*** Opening of EXERCISE MATERIAL ***

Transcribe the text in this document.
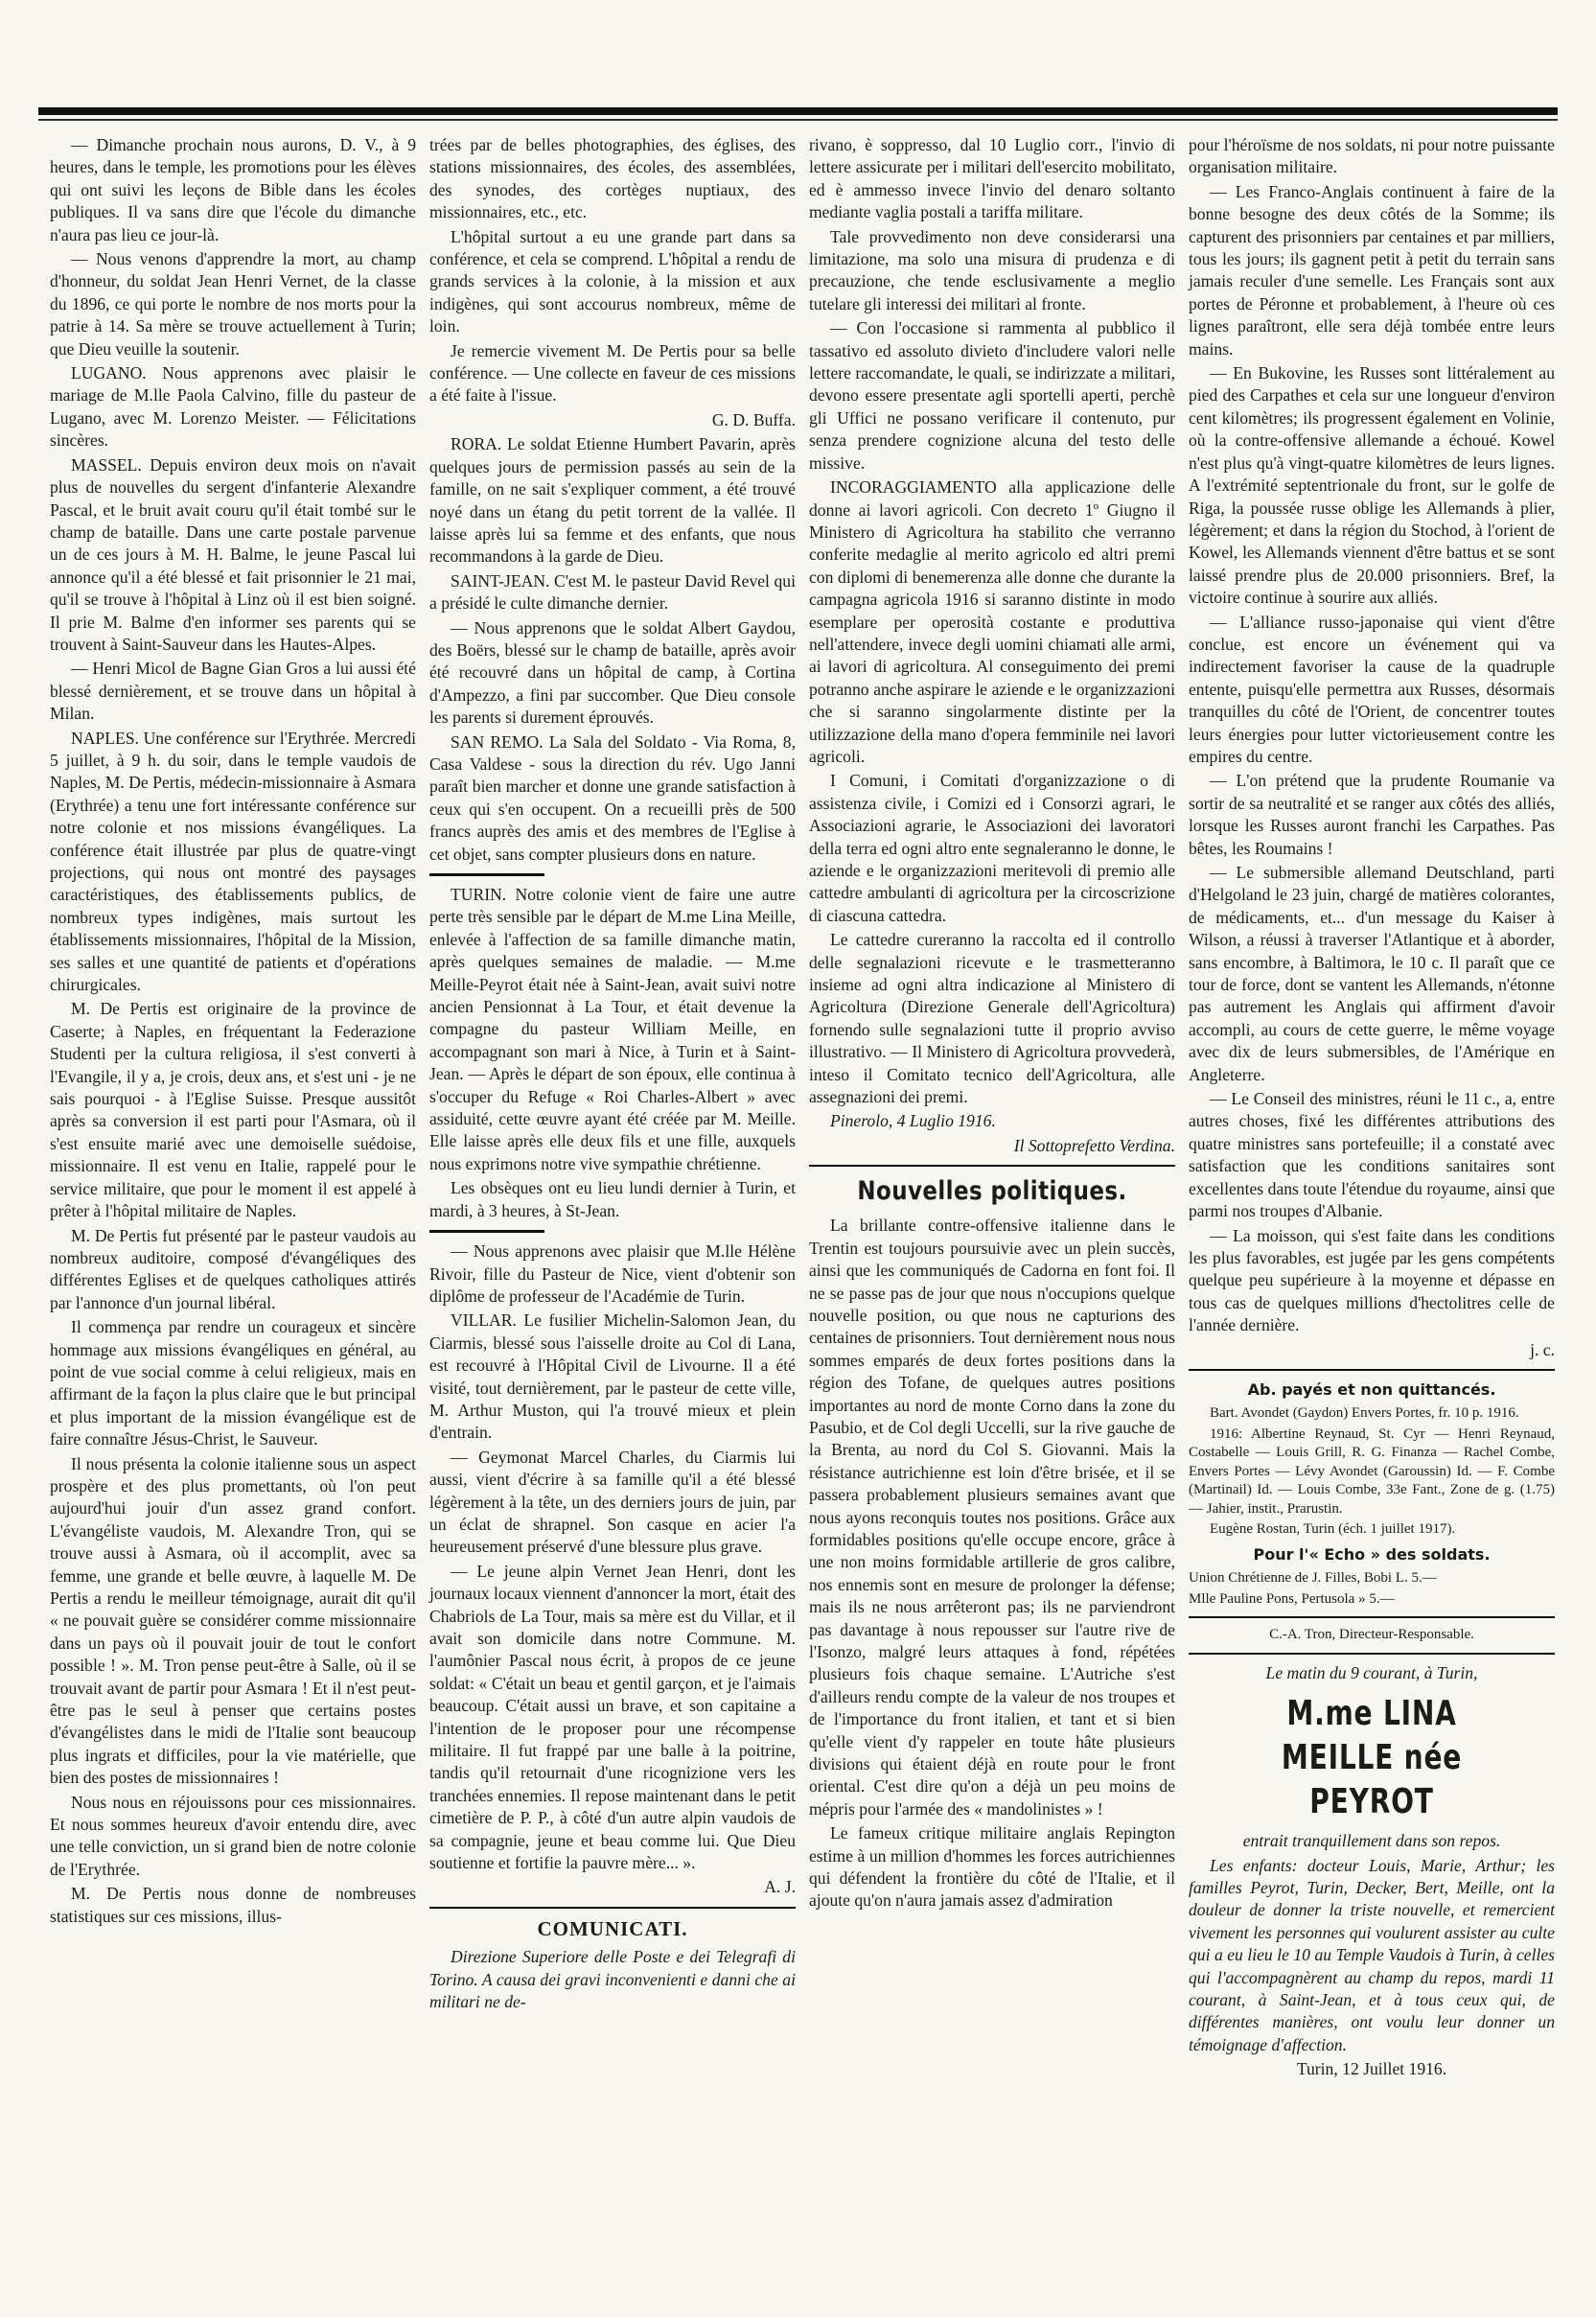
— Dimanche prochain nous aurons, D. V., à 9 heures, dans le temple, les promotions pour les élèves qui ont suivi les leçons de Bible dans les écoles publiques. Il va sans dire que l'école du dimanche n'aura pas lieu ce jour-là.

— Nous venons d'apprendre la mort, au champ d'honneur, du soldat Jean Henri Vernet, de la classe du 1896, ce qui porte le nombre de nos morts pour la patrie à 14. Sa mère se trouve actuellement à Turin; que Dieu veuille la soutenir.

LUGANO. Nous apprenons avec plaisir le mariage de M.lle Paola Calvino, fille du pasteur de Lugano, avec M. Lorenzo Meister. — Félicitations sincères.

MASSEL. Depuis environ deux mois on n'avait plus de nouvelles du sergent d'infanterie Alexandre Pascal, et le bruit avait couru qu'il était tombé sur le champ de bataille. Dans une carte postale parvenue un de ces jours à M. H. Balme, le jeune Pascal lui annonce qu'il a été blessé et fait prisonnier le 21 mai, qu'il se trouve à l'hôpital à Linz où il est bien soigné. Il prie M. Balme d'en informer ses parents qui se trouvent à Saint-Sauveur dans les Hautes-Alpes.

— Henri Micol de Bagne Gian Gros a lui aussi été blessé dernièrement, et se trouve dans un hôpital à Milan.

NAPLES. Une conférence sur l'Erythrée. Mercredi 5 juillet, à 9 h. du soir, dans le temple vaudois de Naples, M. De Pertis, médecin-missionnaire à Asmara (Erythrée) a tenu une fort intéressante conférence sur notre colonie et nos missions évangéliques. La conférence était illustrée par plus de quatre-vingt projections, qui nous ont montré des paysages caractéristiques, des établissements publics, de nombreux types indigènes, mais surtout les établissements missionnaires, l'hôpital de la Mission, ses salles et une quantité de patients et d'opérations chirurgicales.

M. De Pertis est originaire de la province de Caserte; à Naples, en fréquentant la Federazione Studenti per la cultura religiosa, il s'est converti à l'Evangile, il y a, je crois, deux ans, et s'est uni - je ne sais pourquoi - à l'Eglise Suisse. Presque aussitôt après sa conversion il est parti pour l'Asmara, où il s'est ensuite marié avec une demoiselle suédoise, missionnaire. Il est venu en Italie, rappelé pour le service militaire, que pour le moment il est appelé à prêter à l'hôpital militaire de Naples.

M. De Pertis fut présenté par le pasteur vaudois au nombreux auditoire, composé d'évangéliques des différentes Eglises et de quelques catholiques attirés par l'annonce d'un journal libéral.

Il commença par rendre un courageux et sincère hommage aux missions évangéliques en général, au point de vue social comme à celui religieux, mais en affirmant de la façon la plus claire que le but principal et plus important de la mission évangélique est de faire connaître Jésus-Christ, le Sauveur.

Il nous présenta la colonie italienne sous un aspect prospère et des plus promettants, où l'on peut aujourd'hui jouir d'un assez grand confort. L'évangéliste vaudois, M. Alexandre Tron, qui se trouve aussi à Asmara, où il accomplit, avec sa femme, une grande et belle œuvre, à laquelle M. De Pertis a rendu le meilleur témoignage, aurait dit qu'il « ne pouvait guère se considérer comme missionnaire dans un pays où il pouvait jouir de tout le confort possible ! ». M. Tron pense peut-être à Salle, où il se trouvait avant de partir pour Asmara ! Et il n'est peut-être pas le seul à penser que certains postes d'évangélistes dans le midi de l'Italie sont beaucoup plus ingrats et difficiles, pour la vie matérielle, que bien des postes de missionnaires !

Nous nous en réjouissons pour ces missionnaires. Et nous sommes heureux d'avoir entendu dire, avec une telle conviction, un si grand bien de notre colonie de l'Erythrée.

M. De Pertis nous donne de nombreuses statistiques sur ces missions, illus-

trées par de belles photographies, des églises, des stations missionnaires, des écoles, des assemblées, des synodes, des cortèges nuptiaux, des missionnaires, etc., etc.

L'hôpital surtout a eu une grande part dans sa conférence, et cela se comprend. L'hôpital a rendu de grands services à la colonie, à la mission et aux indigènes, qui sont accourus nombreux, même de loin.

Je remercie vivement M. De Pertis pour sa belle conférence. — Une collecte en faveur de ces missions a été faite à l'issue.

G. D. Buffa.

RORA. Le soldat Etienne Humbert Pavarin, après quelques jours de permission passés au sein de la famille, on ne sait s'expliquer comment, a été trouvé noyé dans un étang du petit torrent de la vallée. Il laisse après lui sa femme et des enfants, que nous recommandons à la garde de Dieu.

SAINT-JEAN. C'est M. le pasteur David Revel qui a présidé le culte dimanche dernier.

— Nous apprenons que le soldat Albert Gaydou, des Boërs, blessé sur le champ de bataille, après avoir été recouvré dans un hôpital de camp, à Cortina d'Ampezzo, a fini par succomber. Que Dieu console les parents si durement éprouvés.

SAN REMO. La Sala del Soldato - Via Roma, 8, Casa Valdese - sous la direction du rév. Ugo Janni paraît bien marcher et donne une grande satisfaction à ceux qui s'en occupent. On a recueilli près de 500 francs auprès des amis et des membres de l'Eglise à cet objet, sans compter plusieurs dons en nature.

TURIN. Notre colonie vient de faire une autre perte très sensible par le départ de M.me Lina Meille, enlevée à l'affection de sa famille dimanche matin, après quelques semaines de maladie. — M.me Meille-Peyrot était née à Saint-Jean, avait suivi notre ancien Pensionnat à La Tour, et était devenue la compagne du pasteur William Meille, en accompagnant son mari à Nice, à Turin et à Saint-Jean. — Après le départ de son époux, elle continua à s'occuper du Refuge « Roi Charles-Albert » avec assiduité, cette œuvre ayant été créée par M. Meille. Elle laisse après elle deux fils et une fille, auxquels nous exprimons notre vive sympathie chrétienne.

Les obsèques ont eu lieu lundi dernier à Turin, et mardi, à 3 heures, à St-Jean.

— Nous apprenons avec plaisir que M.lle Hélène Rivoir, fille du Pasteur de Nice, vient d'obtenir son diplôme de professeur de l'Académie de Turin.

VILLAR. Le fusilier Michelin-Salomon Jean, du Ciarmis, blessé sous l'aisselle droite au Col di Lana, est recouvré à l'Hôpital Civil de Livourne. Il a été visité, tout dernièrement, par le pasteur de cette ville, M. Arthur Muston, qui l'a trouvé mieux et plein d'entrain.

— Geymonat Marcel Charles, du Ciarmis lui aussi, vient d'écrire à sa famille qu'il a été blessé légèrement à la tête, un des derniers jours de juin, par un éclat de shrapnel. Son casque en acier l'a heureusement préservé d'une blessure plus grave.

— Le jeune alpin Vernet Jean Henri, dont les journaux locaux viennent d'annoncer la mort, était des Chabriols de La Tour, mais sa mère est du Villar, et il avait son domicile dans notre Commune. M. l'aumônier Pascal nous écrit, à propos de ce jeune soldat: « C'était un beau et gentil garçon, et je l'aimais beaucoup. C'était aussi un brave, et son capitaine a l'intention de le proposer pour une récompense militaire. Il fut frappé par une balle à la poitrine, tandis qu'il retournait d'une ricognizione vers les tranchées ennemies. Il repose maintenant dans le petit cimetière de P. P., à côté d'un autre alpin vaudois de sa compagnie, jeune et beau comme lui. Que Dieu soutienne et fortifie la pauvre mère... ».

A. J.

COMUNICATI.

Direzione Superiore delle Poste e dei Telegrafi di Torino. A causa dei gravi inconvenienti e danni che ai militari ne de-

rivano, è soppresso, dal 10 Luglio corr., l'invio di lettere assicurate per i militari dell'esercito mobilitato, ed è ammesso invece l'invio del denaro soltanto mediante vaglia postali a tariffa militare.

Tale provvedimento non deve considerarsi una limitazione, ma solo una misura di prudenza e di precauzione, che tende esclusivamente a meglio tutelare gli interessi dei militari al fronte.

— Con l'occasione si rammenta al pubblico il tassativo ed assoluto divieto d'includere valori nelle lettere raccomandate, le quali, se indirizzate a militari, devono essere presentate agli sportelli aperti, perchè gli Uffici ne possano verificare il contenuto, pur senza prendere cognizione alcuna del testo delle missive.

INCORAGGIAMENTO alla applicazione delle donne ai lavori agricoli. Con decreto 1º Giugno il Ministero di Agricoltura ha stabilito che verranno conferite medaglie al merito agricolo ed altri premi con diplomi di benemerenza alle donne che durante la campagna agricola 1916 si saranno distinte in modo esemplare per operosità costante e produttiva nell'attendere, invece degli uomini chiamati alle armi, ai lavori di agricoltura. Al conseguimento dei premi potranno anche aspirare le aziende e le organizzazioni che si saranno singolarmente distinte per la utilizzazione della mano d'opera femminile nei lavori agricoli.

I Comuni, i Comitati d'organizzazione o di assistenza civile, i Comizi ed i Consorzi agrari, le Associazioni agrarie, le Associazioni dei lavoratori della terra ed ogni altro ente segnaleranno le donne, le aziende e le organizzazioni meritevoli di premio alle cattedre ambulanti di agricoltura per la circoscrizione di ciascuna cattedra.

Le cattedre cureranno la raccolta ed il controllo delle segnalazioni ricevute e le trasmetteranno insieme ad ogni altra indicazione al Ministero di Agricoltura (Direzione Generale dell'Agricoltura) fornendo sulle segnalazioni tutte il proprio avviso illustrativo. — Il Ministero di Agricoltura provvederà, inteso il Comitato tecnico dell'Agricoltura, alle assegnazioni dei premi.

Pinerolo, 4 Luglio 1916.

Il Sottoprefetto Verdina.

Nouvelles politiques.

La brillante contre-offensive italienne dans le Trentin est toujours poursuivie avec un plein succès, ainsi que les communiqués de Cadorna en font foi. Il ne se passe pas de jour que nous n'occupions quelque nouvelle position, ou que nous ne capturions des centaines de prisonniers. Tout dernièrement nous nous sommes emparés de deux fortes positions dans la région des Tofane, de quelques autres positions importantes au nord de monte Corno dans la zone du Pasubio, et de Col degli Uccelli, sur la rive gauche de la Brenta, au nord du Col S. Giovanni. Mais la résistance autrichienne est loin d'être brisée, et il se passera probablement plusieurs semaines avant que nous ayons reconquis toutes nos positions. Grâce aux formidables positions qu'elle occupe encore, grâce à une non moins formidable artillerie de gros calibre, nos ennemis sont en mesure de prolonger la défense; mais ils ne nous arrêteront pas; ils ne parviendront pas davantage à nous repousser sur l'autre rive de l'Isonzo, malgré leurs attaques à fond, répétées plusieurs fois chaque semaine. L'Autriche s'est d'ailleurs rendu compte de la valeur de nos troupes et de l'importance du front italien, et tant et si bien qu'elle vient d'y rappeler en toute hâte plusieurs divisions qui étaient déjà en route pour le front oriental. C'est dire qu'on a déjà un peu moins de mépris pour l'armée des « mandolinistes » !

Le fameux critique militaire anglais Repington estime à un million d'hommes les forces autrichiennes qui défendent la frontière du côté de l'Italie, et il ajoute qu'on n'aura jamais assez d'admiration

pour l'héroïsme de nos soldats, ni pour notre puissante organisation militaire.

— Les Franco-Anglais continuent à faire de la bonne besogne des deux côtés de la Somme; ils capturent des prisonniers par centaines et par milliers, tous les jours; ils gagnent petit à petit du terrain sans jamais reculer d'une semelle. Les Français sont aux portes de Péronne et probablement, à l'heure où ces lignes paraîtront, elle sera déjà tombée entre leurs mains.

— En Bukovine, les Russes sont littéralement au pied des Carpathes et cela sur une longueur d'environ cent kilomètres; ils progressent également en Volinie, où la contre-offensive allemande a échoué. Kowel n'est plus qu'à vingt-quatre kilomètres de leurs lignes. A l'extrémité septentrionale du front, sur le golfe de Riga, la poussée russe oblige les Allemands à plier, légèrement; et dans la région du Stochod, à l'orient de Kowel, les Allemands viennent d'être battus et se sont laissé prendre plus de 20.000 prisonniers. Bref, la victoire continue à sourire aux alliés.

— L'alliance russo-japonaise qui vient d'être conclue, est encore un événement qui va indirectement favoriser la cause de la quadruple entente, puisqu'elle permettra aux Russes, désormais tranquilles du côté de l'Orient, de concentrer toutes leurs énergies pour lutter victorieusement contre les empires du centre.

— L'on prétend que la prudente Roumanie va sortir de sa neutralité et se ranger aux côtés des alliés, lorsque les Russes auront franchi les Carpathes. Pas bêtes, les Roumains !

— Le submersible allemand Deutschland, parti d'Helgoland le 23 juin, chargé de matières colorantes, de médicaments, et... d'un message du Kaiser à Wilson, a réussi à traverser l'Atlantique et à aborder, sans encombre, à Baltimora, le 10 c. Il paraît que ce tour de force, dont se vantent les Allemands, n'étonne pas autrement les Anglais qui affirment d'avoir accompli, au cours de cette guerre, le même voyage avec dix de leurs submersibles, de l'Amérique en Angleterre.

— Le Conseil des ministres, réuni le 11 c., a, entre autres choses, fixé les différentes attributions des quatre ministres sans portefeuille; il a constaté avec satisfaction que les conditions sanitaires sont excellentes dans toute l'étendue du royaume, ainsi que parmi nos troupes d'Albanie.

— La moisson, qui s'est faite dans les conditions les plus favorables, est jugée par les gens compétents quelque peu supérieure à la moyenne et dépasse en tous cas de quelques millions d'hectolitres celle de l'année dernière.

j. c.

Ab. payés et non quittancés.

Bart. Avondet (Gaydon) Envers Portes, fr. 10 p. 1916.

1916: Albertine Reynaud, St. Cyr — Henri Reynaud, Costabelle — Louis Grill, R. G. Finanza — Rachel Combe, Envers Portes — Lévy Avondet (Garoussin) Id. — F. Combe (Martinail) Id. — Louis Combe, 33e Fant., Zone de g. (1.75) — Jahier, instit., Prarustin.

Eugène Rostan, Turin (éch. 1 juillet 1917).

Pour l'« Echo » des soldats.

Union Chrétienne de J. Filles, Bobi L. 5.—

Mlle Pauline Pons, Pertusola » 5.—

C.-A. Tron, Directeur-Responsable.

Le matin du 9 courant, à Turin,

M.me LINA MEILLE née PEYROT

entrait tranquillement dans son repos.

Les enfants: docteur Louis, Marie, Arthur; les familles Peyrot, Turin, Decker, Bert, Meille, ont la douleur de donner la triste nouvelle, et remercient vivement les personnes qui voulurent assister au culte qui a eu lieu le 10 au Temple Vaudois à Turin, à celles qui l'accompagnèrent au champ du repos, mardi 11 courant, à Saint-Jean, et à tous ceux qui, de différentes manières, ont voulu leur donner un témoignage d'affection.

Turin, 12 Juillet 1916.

*** Close of EXERCISE MATERIAL ***

Return every line in the listing that contains the word "culte".

SAINT-JEAN. C'est M. le pasteur David Revel qui a présidé le culte dimanche dernier.
Les enfants: docteur Louis, Marie, Arthur; les familles Peyrot, Turin, Decker, Bert, Meille, ont la douleur de donner la triste nouvelle, et remercient vivement les personnes qui voulurent assister au culte qui a eu lieu le 10 au Temple Vaudois à Turin, à celles qui l'accompagnèrent au champ du repos, mardi 11 courant, à Saint-Jean, et à tous ceux qui, de différentes manières, ont voulu leur donner un témoignage d'affection.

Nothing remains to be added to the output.